■ Material provided:
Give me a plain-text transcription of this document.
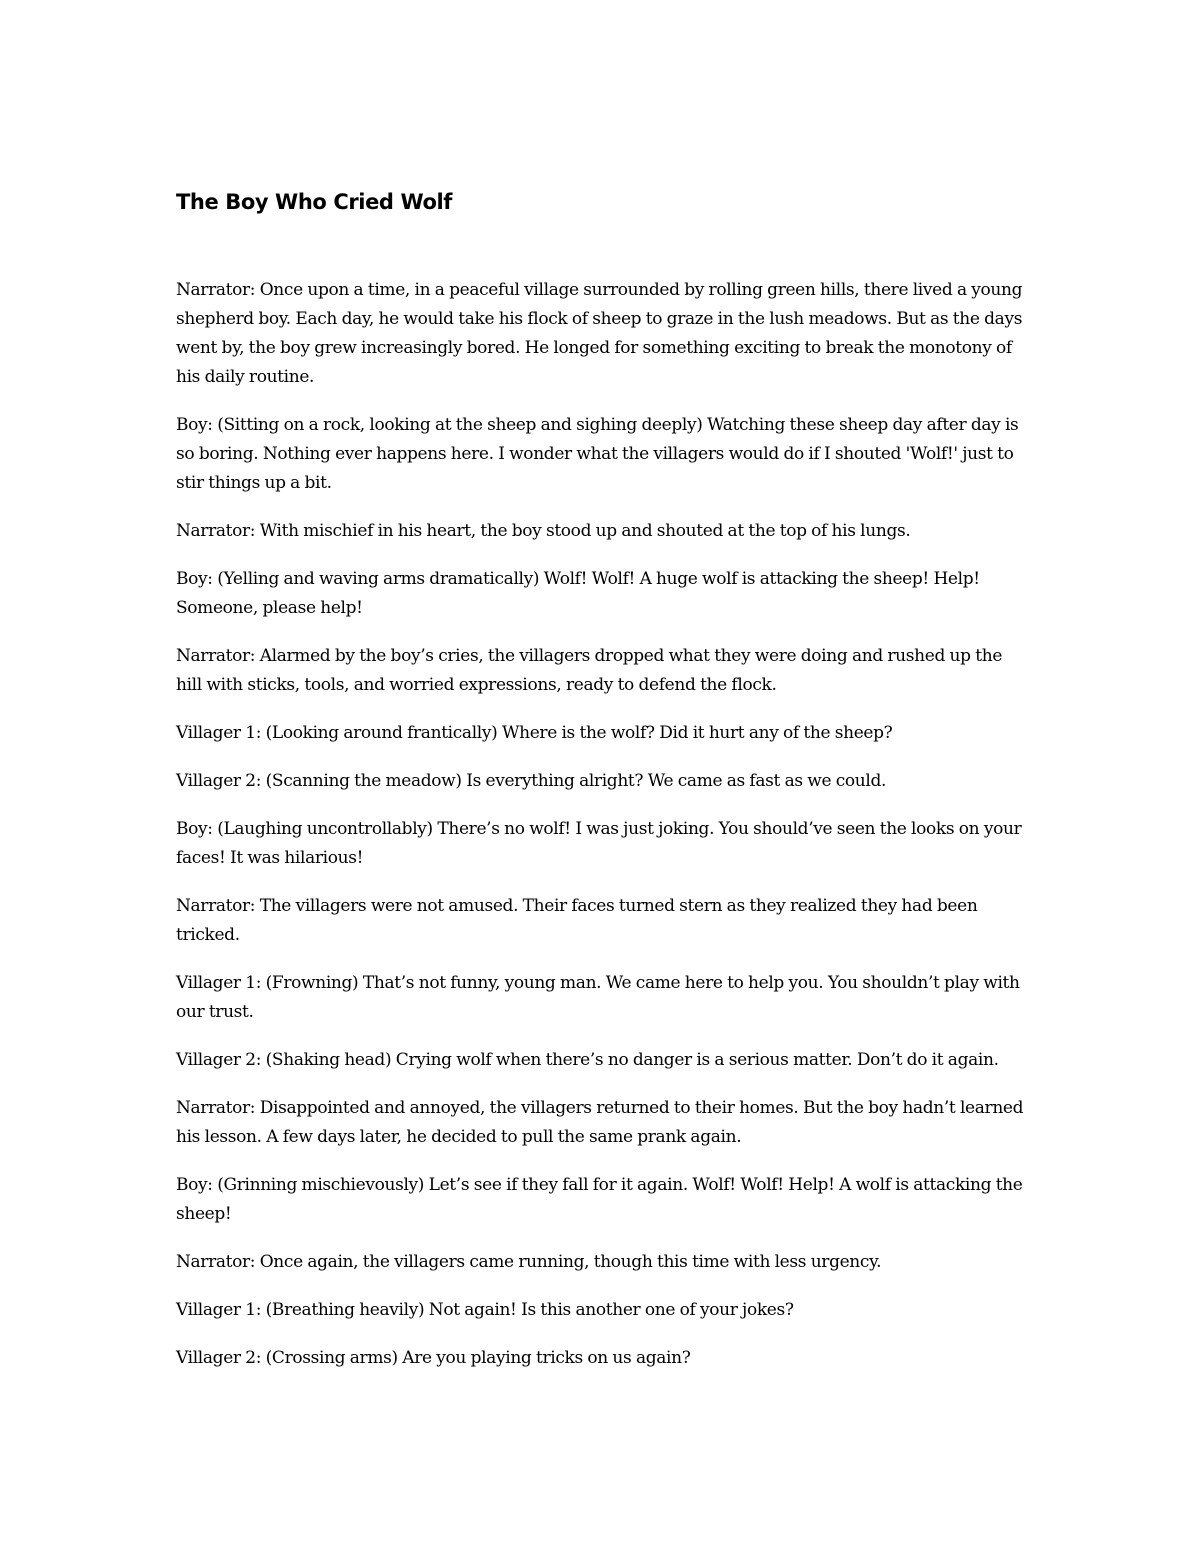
The Boy Who Cried Wolf

Narrator: Once upon a time, in a peaceful village surrounded by rolling green hills, there lived a young shepherd boy. Each day, he would take his flock of sheep to graze in the lush meadows. But as the days went by, the boy grew increasingly bored. He longed for something exciting to break the monotony of his daily routine.

Boy: (Sitting on a rock, looking at the sheep and sighing deeply) Watching these sheep day after day is so boring. Nothing ever happens here. I wonder what the villagers would do if I shouted 'Wolf!' just to stir things up a bit.

Narrator: With mischief in his heart, the boy stood up and shouted at the top of his lungs.

Boy: (Yelling and waving arms dramatically) Wolf! Wolf! A huge wolf is attacking the sheep! Help! Someone, please help!

Narrator: Alarmed by the boy’s cries, the villagers dropped what they were doing and rushed up the hill with sticks, tools, and worried expressions, ready to defend the flock.

Villager 1: (Looking around frantically) Where is the wolf? Did it hurt any of the sheep?

Villager 2: (Scanning the meadow) Is everything alright? We came as fast as we could.

Boy: (Laughing uncontrollably) There’s no wolf! I was just joking. You should’ve seen the looks on your faces! It was hilarious!

Narrator: The villagers were not amused. Their faces turned stern as they realized they had been tricked.

Villager 1: (Frowning) That’s not funny, young man. We came here to help you. You shouldn’t play with our trust.

Villager 2: (Shaking head) Crying wolf when there’s no danger is a serious matter. Don’t do it again.

Narrator: Disappointed and annoyed, the villagers returned to their homes. But the boy hadn’t learned his lesson. A few days later, he decided to pull the same prank again.

Boy: (Grinning mischievously) Let’s see if they fall for it again. Wolf! Wolf! Help! A wolf is attacking the sheep!

Narrator: Once again, the villagers came running, though this time with less urgency.

Villager 1: (Breathing heavily) Not again! Is this another one of your jokes?

Villager 2: (Crossing arms) Are you playing tricks on us again?
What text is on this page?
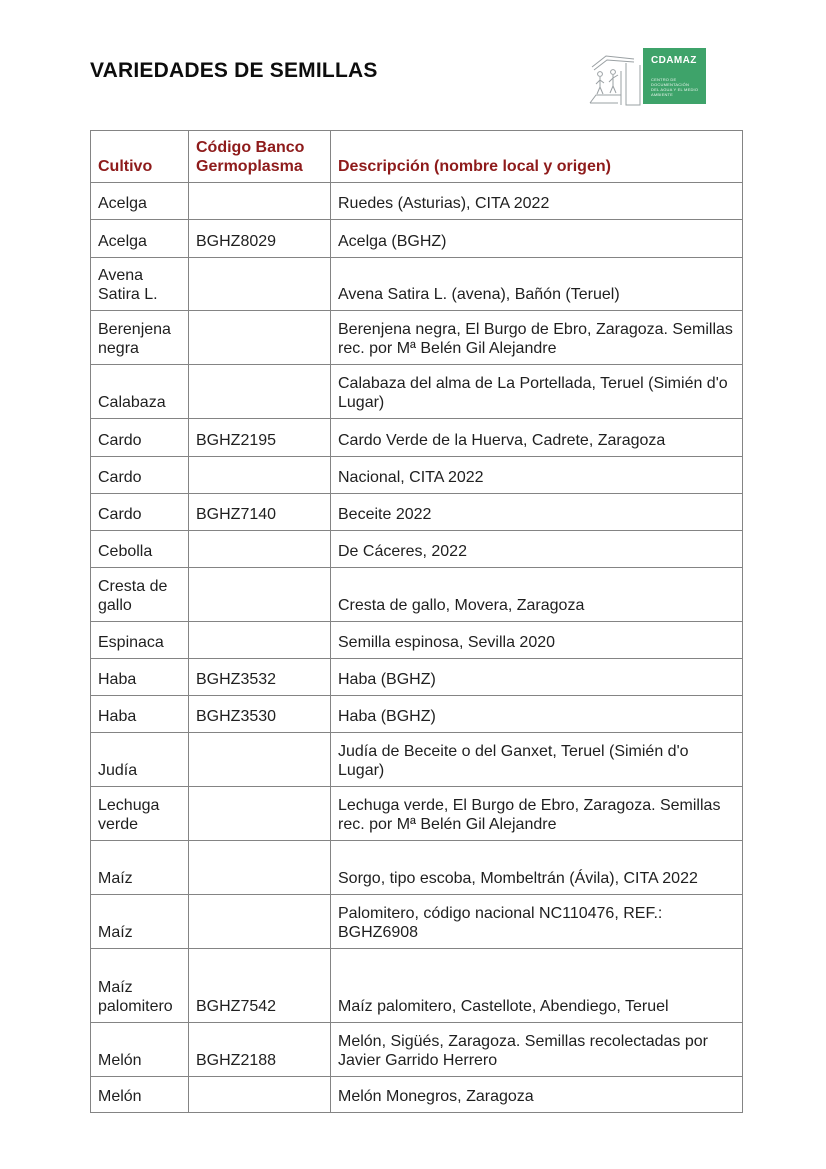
VARIEDADES DE SEMILLAS	CDAMAZ
CENTRO DE DOCUMENTACIÓN
DEL AGUA Y EL MEDIO AMBIENTE
Cultivo	Código Banco Germoplasma	Descripción (nombre local y origen)
Acelga		Ruedes (Asturias), CITA 2022
Acelga	BGHZ8029	Acelga (BGHZ)
Avena Satira L.		Avena Satira L. (avena), Bañón (Teruel)
Berenjena negra		Berenjena negra, El Burgo de Ebro, Zaragoza. Semillas rec. por Mª Belén Gil Alejandre
Calabaza		Calabaza del alma de La Portellada, Teruel (Simién d'o Lugar)
Cardo	BGHZ2195	Cardo Verde de la Huerva, Cadrete, Zaragoza
Cardo		Nacional, CITA 2022
Cardo	BGHZ7140	Beceite 2022
Cebolla		De Cáceres, 2022
Cresta de gallo		Cresta de gallo, Movera, Zaragoza
Espinaca		Semilla espinosa, Sevilla 2020
Haba	BGHZ3532	Haba (BGHZ)
Haba	BGHZ3530	Haba (BGHZ)
Judía		Judía de Beceite o del Ganxet, Teruel (Simién d'o Lugar)
Lechuga verde		Lechuga verde, El Burgo de Ebro, Zaragoza. Semillas rec. por Mª Belén Gil Alejandre
Maíz		Sorgo, tipo escoba, Mombeltrán (Ávila), CITA 2022
Maíz		Palomitero, código nacional NC110476, REF.: BGHZ6908
Maíz palomitero	BGHZ7542	Maíz palomitero, Castellote, Abendiego, Teruel
Melón	BGHZ2188	Melón, Sigüés, Zaragoza. Semillas recolectadas por Javier Garrido Herrero
Melón		Melón Monegros, Zaragoza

■ Requirements: Write out the entries again, exactly as given, skipping any images.

■ Solution to this problem:
Give me a plain-text transcription of this document.
The Boy Who Cried Wolf

Narrator: Once upon a time, in a peaceful village surrounded by rolling green hills, there lived a young shepherd boy. Each day, he would take his flock of sheep to graze in the lush meadows. But as the days went by, the boy grew increasingly bored. He longed for something exciting to break the monotony of his daily routine.

Boy: (Sitting on a rock, looking at the sheep and sighing deeply) Watching these sheep day after day is so boring. Nothing ever happens here. I wonder what the villagers would do if I shouted 'Wolf!' just to stir things up a bit.

Narrator: With mischief in his heart, the boy stood up and shouted at the top of his lungs.

Boy: (Yelling and waving arms dramatically) Wolf! Wolf! A huge wolf is attacking the sheep! Help! Someone, please help!

Narrator: Alarmed by the boy’s cries, the villagers dropped what they were doing and rushed up the hill with sticks, tools, and worried expressions, ready to defend the flock.

Villager 1: (Looking around frantically) Where is the wolf? Did it hurt any of the sheep?

Villager 2: (Scanning the meadow) Is everything alright? We came as fast as we could.

Boy: (Laughing uncontrollably) There’s no wolf! I was just joking. You should’ve seen the looks on your faces! It was hilarious!

Narrator: The villagers were not amused. Their faces turned stern as they realized they had been tricked.

Villager 1: (Frowning) That’s not funny, young man. We came here to help you. You shouldn’t play with our trust.

Villager 2: (Shaking head) Crying wolf when there’s no danger is a serious matter. Don’t do it again.

Narrator: Disappointed and annoyed, the villagers returned to their homes. But the boy hadn’t learned his lesson. A few days later, he decided to pull the same prank again.

Boy: (Grinning mischievously) Let’s see if they fall for it again. Wolf! Wolf! Help! A wolf is attacking the sheep!

Narrator: Once again, the villagers came running, though this time with less urgency.

Villager 1: (Breathing heavily) Not again! Is this another one of your jokes?

Villager 2: (Crossing arms) Are you playing tricks on us again?
What text is on this page?
VARIEDADES DE SEMILLAS	CDAMAZ
CENTRO DE DOCUMENTACIÓN
DEL AGUA Y EL MEDIO AMBIENTE
Cultivo	Código Banco Germoplasma	Descripción (nombre local y origen)
Acelga		Ruedes (Asturias), CITA 2022
Acelga	BGHZ8029	Acelga (BGHZ)
Avena Satira L.		Avena Satira L. (avena), Bañón (Teruel)
Berenjena negra		Berenjena negra, El Burgo de Ebro, Zaragoza. Semillas rec. por Mª Belén Gil Alejandre
Calabaza		Calabaza del alma de La Portellada, Teruel (Simién d'o Lugar)
Cardo	BGHZ2195	Cardo Verde de la Huerva, Cadrete, Zaragoza
Cardo		Nacional, CITA 2022
Cardo	BGHZ7140	Beceite 2022
Cebolla		De Cáceres, 2022
Cresta de gallo		Cresta de gallo, Movera, Zaragoza
Espinaca		Semilla espinosa, Sevilla 2020
Haba	BGHZ3532	Haba (BGHZ)
Haba	BGHZ3530	Haba (BGHZ)
Judía		Judía de Beceite o del Ganxet, Teruel (Simién d'o Lugar)
Lechuga verde		Lechuga verde, El Burgo de Ebro, Zaragoza. Semillas rec. por Mª Belén Gil Alejandre
Maíz		Sorgo, tipo escoba, Mombeltrán (Ávila), CITA 2022
Maíz		Palomitero, código nacional NC110476, REF.: BGHZ6908
Maíz palomitero	BGHZ7542	Maíz palomitero, Castellote, Abendiego, Teruel
Melón	BGHZ2188	Melón, Sigüés, Zaragoza. Semillas recolectadas por Javier Garrido Herrero
Melón		Melón Monegros, Zaragoza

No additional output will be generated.